BEGIN READING PASSAGE
The housing and the heat exchanging portion each can include die-cast material.
The housing and the heat exchanging portion each can include aluminum.
According to another embodiment of the present invention, there is provided a light fixture comprising a casing, one or more light emitting diodes connected to the casing, driver electronics electrically connected to the one or more light emitting diodes, and a heat sink

2 , secured to the casing. The heat sink comprises a housing for receiving the driver electronics for powering the one or more light emitting diodes of the light fixture. The housing comprises a cavity facing a direction of light emission, the cavity shaped to receive the driver electronics. The heat sink also comprises a heat exchanging portion thermally coupled to the housing. The heat exchanging portion is for absorbing heat from at least one of the one or more light emitting diodes and the driver electronics, conducting the heat to extremities of the heat exchanging portion, and dissipating the heat to an environment external to the light fixture. The light fixture also comprises an encapsulant received within the housing. The encapsulant covers at least some portions of the driver electronics.
The housing can be integrally formed with the heat exchanging portion.
The cavity can be shaped as a circular puck having a flat face facing the direction of light emission and a cylindrical face cooperating with the flat face to define the cavity.
The heat exchanging portion can include a base defining a plane about perpendicular to the direction of light emission, and a plurality of fins extending from the base and thermally coupled to the base.
Some fins of the plurality of fins can be directly thermally coupled to the housing and others of the plurality of fins can be only thermally coupled to the housing through the base.
The plurality of fins can be about parallel to one another.
A height of the plurality of fins extending from the base in a direction opposite the direction of light emission can be about equal to a depth of the cavity in the direction opposite the direction of light emission.
The housing and the heat exchanging portion each can include die-cast material.

3 The housing and the heat exchanging portion each can include aluminum.
The driver electronics can be configured to receive 12V input.
The light fixture can further include a wire connector connected to the driver electronics.
The wire connector is for connecting the light fixture to a power source external to the light fixture, and the wire connector can comply with predetermined flame and smoke test standards.
The light fixture can further include a plurality of clips secured to the casing. The clips are for securing the light fixture to a substrate.
Brief Description of the Drawings Embodiments of the present invention will now be described, by way of example only, with reference to the attached Figures.
END READING PASSAGE
BEGIN MATERIAL PROVIDED
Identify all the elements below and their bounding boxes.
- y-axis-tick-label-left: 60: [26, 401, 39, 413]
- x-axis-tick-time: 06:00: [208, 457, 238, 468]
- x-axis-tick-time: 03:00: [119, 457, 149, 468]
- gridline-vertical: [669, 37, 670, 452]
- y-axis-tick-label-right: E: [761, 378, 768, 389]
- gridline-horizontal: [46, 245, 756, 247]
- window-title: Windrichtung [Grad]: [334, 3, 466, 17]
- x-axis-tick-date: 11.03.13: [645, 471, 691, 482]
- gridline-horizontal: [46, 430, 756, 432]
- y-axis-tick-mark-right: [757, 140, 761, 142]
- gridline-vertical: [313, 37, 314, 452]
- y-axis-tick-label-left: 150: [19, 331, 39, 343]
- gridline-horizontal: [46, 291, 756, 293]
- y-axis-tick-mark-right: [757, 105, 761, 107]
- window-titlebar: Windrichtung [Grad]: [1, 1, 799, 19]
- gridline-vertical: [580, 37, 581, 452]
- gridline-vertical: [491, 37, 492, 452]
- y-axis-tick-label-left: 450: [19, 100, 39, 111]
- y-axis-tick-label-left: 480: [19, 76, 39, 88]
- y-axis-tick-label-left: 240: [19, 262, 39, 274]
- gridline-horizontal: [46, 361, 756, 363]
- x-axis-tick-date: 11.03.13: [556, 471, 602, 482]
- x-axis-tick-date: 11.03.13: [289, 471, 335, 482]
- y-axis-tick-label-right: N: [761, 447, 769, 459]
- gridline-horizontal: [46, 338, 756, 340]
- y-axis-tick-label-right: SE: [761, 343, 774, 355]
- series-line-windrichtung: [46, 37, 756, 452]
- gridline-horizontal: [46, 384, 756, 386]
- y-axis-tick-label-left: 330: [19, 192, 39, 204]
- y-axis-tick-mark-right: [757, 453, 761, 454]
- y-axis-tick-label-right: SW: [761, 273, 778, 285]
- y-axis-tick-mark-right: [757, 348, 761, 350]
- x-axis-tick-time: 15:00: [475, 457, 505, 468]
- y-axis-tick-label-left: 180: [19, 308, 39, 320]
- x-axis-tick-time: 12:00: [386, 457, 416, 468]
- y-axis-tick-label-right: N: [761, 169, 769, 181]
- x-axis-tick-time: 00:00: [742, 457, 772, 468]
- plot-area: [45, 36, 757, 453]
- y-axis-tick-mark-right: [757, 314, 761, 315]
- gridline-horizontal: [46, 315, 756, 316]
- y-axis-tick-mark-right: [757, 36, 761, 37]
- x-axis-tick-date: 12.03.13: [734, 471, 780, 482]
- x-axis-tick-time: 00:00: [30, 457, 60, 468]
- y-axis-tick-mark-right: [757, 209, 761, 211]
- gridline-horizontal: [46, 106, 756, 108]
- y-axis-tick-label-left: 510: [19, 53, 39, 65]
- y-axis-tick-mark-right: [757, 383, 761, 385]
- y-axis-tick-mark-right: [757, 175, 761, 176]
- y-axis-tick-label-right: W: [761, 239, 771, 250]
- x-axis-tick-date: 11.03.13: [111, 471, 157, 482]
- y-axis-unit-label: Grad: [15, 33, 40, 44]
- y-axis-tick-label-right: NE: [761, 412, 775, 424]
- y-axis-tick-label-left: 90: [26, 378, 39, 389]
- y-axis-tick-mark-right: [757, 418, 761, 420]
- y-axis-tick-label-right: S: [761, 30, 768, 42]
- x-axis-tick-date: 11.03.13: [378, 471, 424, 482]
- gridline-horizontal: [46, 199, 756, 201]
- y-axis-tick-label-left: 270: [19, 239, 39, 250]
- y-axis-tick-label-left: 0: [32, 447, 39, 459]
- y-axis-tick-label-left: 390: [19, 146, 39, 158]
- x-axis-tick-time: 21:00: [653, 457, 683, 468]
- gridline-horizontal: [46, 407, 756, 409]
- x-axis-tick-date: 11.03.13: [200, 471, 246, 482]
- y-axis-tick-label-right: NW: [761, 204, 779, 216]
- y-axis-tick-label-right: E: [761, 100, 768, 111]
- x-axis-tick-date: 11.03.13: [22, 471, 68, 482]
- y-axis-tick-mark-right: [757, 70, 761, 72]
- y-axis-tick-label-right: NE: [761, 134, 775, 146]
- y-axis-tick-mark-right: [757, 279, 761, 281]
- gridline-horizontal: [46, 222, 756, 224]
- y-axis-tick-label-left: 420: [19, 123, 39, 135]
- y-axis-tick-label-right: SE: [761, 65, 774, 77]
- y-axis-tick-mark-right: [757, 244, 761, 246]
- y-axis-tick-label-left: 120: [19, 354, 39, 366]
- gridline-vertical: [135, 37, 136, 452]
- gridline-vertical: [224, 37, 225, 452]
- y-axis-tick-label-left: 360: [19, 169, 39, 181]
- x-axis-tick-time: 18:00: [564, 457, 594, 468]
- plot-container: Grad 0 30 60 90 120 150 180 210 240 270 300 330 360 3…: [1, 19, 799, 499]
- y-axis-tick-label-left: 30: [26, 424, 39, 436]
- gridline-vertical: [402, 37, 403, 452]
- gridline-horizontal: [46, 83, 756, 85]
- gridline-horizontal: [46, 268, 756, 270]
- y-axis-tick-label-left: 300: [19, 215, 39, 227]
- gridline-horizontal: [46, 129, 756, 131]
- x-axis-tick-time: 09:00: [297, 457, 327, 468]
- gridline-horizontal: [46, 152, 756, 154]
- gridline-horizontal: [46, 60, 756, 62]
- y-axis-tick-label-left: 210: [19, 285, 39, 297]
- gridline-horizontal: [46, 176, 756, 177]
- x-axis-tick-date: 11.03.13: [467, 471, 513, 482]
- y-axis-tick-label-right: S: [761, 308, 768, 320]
END MATERIAL PROVIDED
### [TASK TO COMPLETE]
Extend the patent passage on the LED light fixture and its heat sink, beginning right after its last sentence.

### [SOLVED PROBLEM]
Fig. 1 shows a top perspective view of an example light fixture, according to non-limiting embodiments.
Fig. 2 shows an exploded top perspective view of the light fixture of Fig. 1, with some components of the light fixture omitted from view.
Fig. 3 shows a bottom perspective view of the light fixture of Fig. 1.
Fig. 4 shows a side elevation cross-section of the heat sink of the light fixture shown in Fig. 3, along line IV-IV.
Fig. 5 shows a bottom plan view of another example heat sink for a light fixture, according to non-limiting embodiments.

4 Fig. 6 shows an exploded top perspective view of the components of the light fixture of Fig. 1, including some of the components omitted from view in Fig. 2.
Detailed Description Fig. 1 shows a top perspective view of light fixture 100, comprising a casing 105 and a heat sink 110 secured to casing 105. A wire connector 115 connects to light fixture 100 and can connect to a power source external to light fixture 100 to bring power to light fixture 100 from the power source. Wire connector 115 can be a pigtail type connector, or other types of suitable connectors known in the art. Light fixture 100 emits light in the general direction of light emission 122.
Directional terms "top" and "bottom" are for convenience of description only;
light fixture 100 can be installed in ceilings, walls, or other substrates with direction of light emission 122 facing any desired direction.
Fig. 2 shows an exploded top perspective view of light fixture 100, showing casing 105, heat sink 110, and wire connector 115. Fig. 2 omits some components of light fixture 100 from view for sake of clarity; some of these omitted components are shown in Fig. 6 and described below. Light emitting diodes (LEDs) 120 are connected to casing 105, and are used to generate the light emitted by light fixture 100. One or more LEDs can be used to generate light in light fixture 100. In Fig. 2 LEDs 120 are shown as arranged circumferentially on an inside surface of casing 105; however, other suitable arrangements of LEDs 120 on or inside casing 105 are also contemplated.
Wires 125 connect LEDs 120 to driver electronics 130, which are in turn connected to wire connector 115. LEDs 120 can be connected in series to each other, and then connected to driver electronics 130. Alternatively, LEDs 120 can be connected in parallel with each one of or subset of LEDs connected individually to driver electronics 130. Driver electronics 130 receive input power from wire connector 115 and condition the input power for

5 powering LEDs 120. This conditioning can include, but is not limited to, changing the voltage, current, or phase of the input power and/or converting the input power between alternating current and direct current. In some embodiments, driver electronics 130 are configured to receive 12V input power, which can comprise direct current or alternating current.
Heat sink 110 can comprise a housing 135 coupled to a heat exchanging portion 140.
Housing 135 can be thermally coupled to heat exchanging portion 140. Housing 135 is shaped to receive driver electronics 130 when heat sink 110 is connected to casing 105 of light fixture 100. Heat exchanging portion 140 is configured for absorbing heat from at least one of LEDs 120 and driver electronics 130. Heat transfer from LEDs 120 and/or driver electronics 130 can be via mechanisms including, but not limited to, conduction and convection. Heat exchanging portion 140 then conducts the heat to its extremities, from where the heat is dissipated to an environment external to light fixture 100.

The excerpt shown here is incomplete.